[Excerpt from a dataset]
_ _ _ _ _

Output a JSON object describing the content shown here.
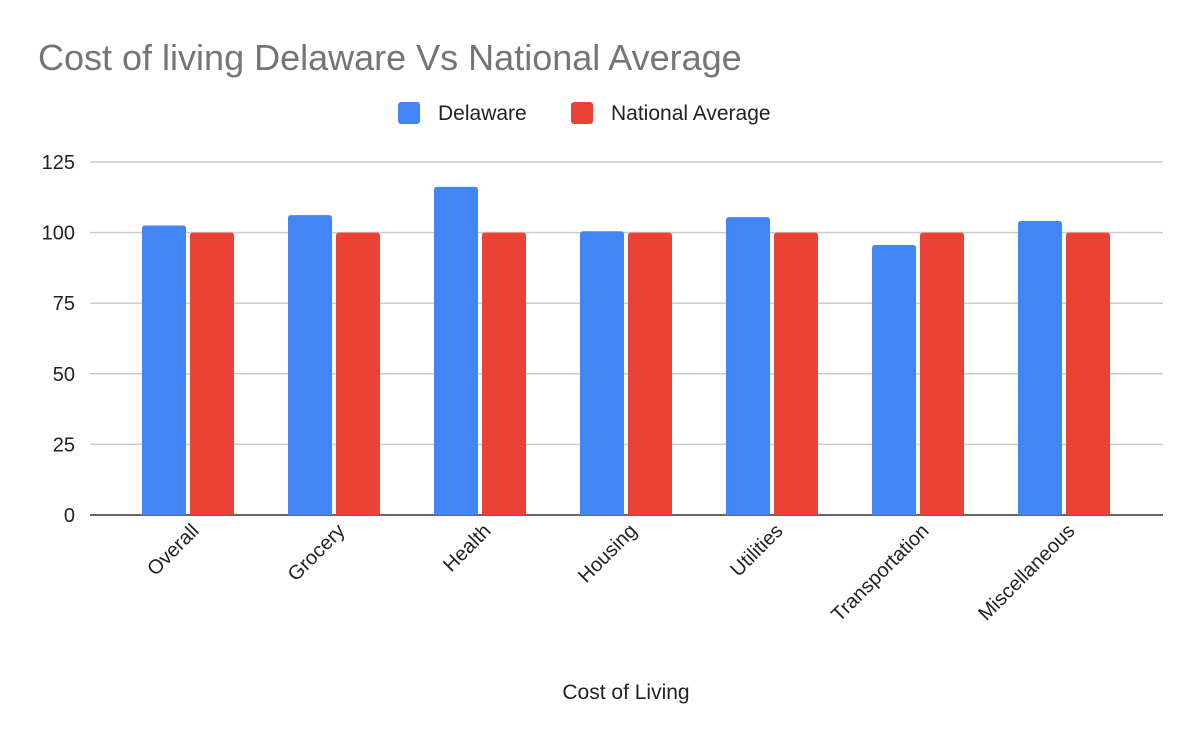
{
  "chart_data": {
    "type": "bar",
    "title": "Cost of living Delaware Vs National Average",
    "xlabel": "Cost of Living",
    "ylabel": "",
    "ylim": [
      0,
      125
    ],
    "yticks": [
      0,
      25,
      50,
      75,
      100,
      125
    ],
    "grid": true,
    "legend_position": "top",
    "categories": [
      "Overall",
      "Grocery",
      "Health",
      "Housing",
      "Utilities",
      "Transportation",
      "Miscellaneous"
    ],
    "series": [
      {
        "name": "Delaware",
        "color": "#4285f4",
        "values": [
          102.5,
          106.2,
          116.2,
          100.5,
          105.5,
          95.6,
          104.1
        ]
      },
      {
        "name": "National Average",
        "color": "#ea4335",
        "values": [
          100,
          100,
          100,
          100,
          100,
          100,
          100
        ]
      }
    ]
  }
}
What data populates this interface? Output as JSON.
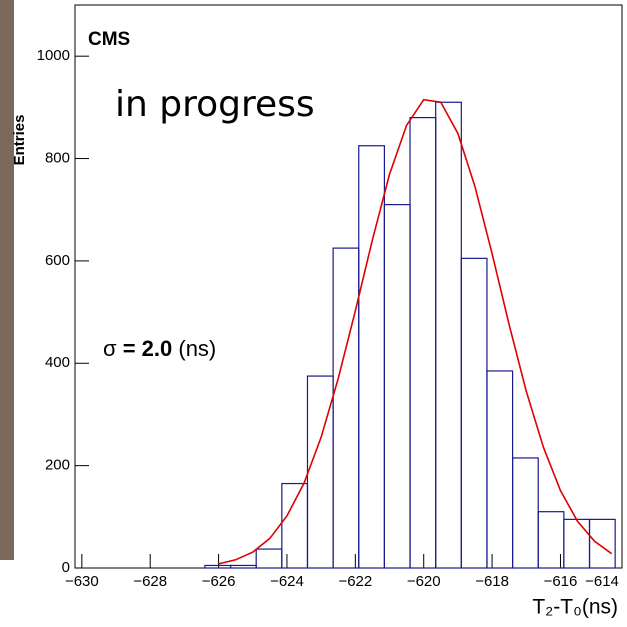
{
  "chart_data": {
    "type": "histogram",
    "y_label": "Entries",
    "x_label": "T₂-T₀(ns)",
    "annotations": {
      "experiment": "CMS",
      "status": "in progress",
      "sigma_symbol": "σ",
      "sigma_value": "= 2.0",
      "sigma_unit": "(ns)"
    },
    "bins": [
      -626.4,
      -625.65,
      -624.9,
      -624.15,
      -623.4,
      -622.65,
      -621.9,
      -621.15,
      -620.4,
      -619.65,
      -618.9,
      -618.15,
      -617.4,
      -616.65,
      -615.9,
      -615.15,
      -614.4
    ],
    "counts": [
      5,
      5,
      37,
      165,
      375,
      625,
      825,
      710,
      880,
      910,
      605,
      385,
      215,
      110,
      95,
      95
    ],
    "color": "#1a1a8c",
    "fit": {
      "color": "#e00000",
      "x": [
        -626,
        -625.5,
        -625,
        -624.5,
        -624,
        -623.5,
        -623,
        -622.5,
        -622,
        -621.5,
        -621,
        -620.5,
        -620,
        -619.5,
        -619,
        -618.5,
        -618,
        -617.5,
        -617,
        -616.5,
        -616,
        -615.5,
        -615,
        -614.5
      ],
      "values": [
        8,
        16,
        31,
        58,
        102,
        166,
        256,
        370,
        502,
        641,
        769,
        865,
        915,
        910,
        849,
        745,
        614,
        475,
        345,
        236,
        151,
        91,
        52,
        28
      ]
    },
    "xlim": [
      -630.2,
      -614.2
    ],
    "xticks": [
      {
        "value": -630,
        "label": "−630"
      },
      {
        "value": -628,
        "label": "−628"
      },
      {
        "value": -626,
        "label": "−626"
      },
      {
        "value": -624,
        "label": "−624"
      },
      {
        "value": -622,
        "label": "−622"
      },
      {
        "value": -620,
        "label": "−620"
      },
      {
        "value": -618,
        "label": "−618"
      },
      {
        "value": -616,
        "label": "−616"
      },
      {
        "value": -614,
        "label": "−614"
      }
    ],
    "ylim": [
      0,
      1100
    ],
    "yticks": [
      0,
      200,
      400,
      600,
      800,
      1000
    ]
  }
}
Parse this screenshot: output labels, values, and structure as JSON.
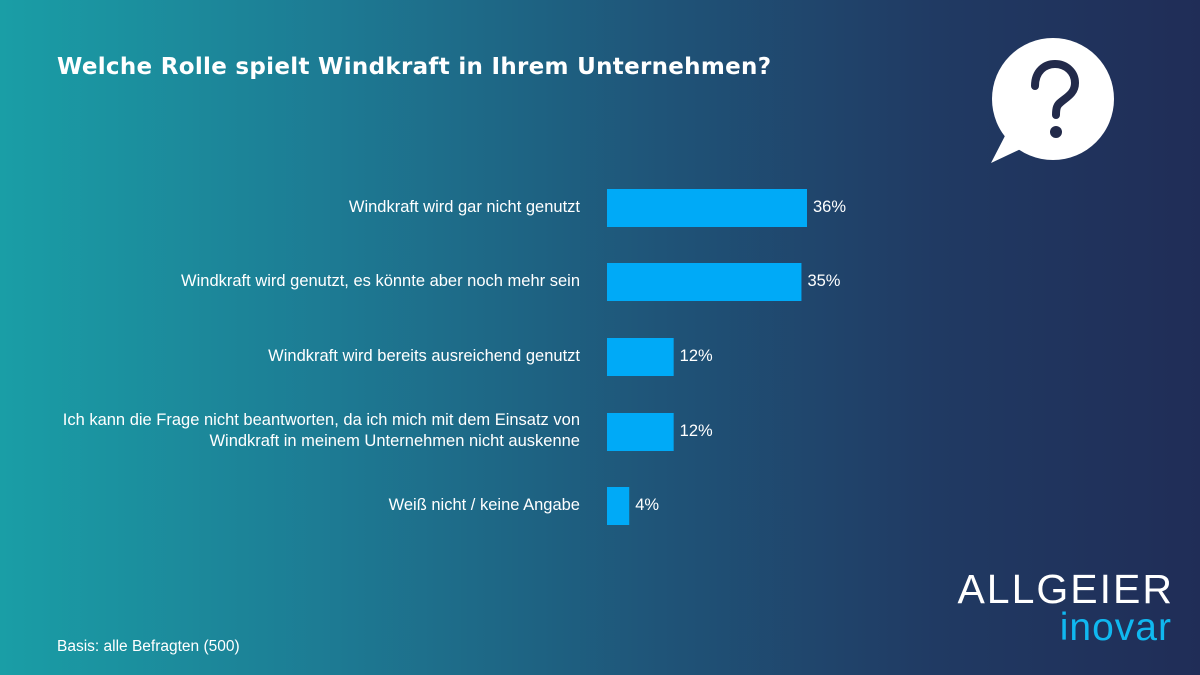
{
  "chart_data": {
    "type": "bar",
    "orientation": "horizontal",
    "title": "Welche Rolle spielt Windkraft in Ihrem Unternehmen?",
    "categories": [
      "Windkraft wird gar nicht genutzt",
      "Windkraft wird genutzt, es könnte aber noch mehr sein",
      "Windkraft wird bereits ausreichend genutzt",
      "Ich kann die Frage nicht beantworten, da ich mich mit dem Einsatz von Windkraft in meinem Unternehmen nicht auskenne",
      "Weiß nicht / keine Angabe"
    ],
    "values": [
      36,
      35,
      12,
      12,
      4
    ],
    "value_labels": [
      "36%",
      "35%",
      "12%",
      "12%",
      "4%"
    ],
    "unit": "%",
    "xlabel": "",
    "ylabel": "",
    "grid": false,
    "bar_color": "#00aaf7"
  },
  "footer": {
    "basis": "Basis: alle Befragten (500)"
  },
  "icons": {
    "question": "question-bubble-icon"
  },
  "logo": {
    "line1": "ALLGEIER",
    "line2": "inovar"
  },
  "colors": {
    "bar": "#00aaf7",
    "logo_accent": "#10b8f0",
    "text": "#ffffff"
  }
}
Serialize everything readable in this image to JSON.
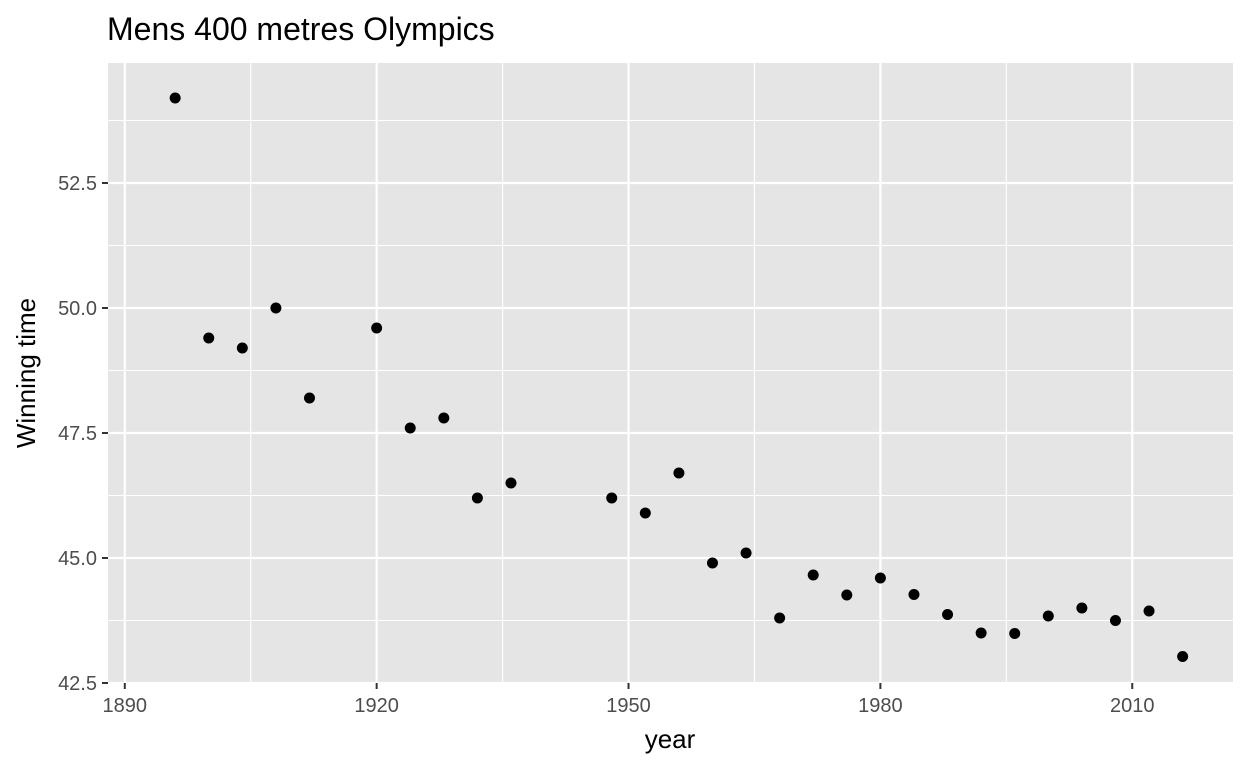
{
  "chart_data": {
    "type": "scatter",
    "title": "Mens 400 metres Olympics",
    "xlabel": "year",
    "ylabel": "Winning time",
    "xlim": [
      1888,
      2022
    ],
    "ylim": [
      42.5,
      54.9
    ],
    "x_ticks": [
      1890,
      1920,
      1950,
      1980,
      2010
    ],
    "x_minor_ticks": [
      1905,
      1935,
      1965,
      1995
    ],
    "y_ticks": [
      42.5,
      45.0,
      47.5,
      50.0,
      52.5
    ],
    "y_minor_ticks": [
      43.75,
      46.25,
      48.75,
      51.25,
      53.75
    ],
    "grid": true,
    "legend": "none",
    "colors": {
      "panel_background": "#e5e5e5",
      "grid": "#ffffff",
      "point": "#000000",
      "tick_text": "#4d4d4d",
      "tick_mark": "#333333"
    },
    "series": [
      {
        "x": [
          1896,
          1900,
          1904,
          1908,
          1912,
          1920,
          1924,
          1928,
          1932,
          1936,
          1948,
          1952,
          1956,
          1960,
          1964,
          1968,
          1972,
          1976,
          1980,
          1984,
          1988,
          1992,
          1996,
          2000,
          2004,
          2008,
          2012,
          2016
        ],
        "y": [
          54.2,
          49.4,
          49.2,
          50.0,
          48.2,
          49.6,
          47.6,
          47.8,
          46.2,
          46.5,
          46.2,
          45.9,
          46.7,
          44.9,
          45.1,
          43.8,
          44.66,
          44.26,
          44.6,
          44.27,
          43.87,
          43.5,
          43.49,
          43.84,
          44.0,
          43.75,
          43.94,
          43.03
        ]
      }
    ]
  }
}
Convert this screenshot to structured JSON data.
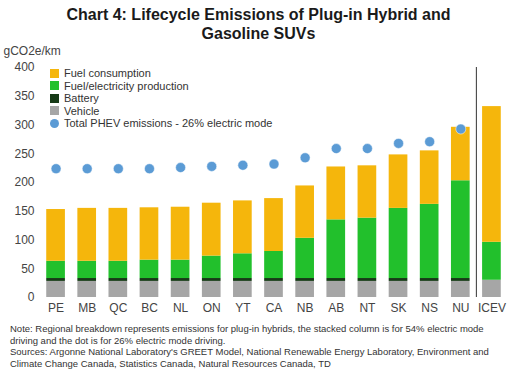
{
  "chart_data": {
    "type": "bar",
    "title": "Chart 4: Lifecycle Emissions of Plug-in Hybrid and Gasoline SUVs",
    "y_label": "gCO2e/km",
    "note": "Note: Regional breakdown represents emissions for plug-in hybrids, the stacked column is for 54% electric mode driving and the dot is for 26% electric mode driving.",
    "source": "Sources: Argonne National Laboratory's GREET Model, National Renewable Energy Laboratory, Environment and Climate Change Canada, Statistics Canada, Natural Resources Canada, TD",
    "categories": [
      "PE",
      "MB",
      "QC",
      "BC",
      "NL",
      "ON",
      "YT",
      "CA",
      "NB",
      "AB",
      "NT",
      "SK",
      "NS",
      "NU",
      "ICEV"
    ],
    "stacked": true,
    "legend": "top-left",
    "grid": false,
    "ylim": [
      0,
      400
    ],
    "yticks": [
      0,
      50,
      100,
      150,
      200,
      250,
      300,
      350,
      400
    ],
    "series": [
      {
        "name": "Fuel consumption",
        "type": "bar",
        "color": "#f5b60c",
        "values": [
          90,
          92,
          92,
          91,
          92,
          92,
          92,
          92,
          91,
          92,
          91,
          93,
          93,
          93,
          236
        ]
      },
      {
        "name": "Fuel/electricity production",
        "type": "bar",
        "color": "#22c02c",
        "values": [
          30,
          30,
          30,
          32,
          32,
          39,
          43,
          47,
          70,
          102,
          105,
          122,
          129,
          170,
          66
        ]
      },
      {
        "name": "Battery",
        "type": "bar",
        "color": "#163a16",
        "values": [
          5,
          5,
          5,
          5,
          5,
          5,
          5,
          5,
          5,
          5,
          5,
          5,
          5,
          5,
          0
        ]
      },
      {
        "name": "Vehicle",
        "type": "bar",
        "color": "#a6a6a6",
        "values": [
          28,
          28,
          28,
          28,
          28,
          28,
          28,
          28,
          28,
          28,
          28,
          28,
          28,
          28,
          30
        ]
      },
      {
        "name": "Total PHEV emissions - 26% electric mode",
        "type": "scatter",
        "marker": "circle",
        "color": "#5b9bd5",
        "values": [
          224,
          224,
          224,
          224,
          226,
          228,
          230,
          232,
          243,
          259,
          259,
          268,
          271,
          293,
          null
        ]
      }
    ]
  }
}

_ _ _ _ _

→ **Problem statement**
In the records above, locate every line with the string "genutzt" and copy it.

→ **Answer to this task**
      "Windkraft wird gar nicht genutzt",
      "Windkraft wird genutzt, es könnte aber noch mehr sein",
      "Windkraft wird bereits ausreichend genutzt",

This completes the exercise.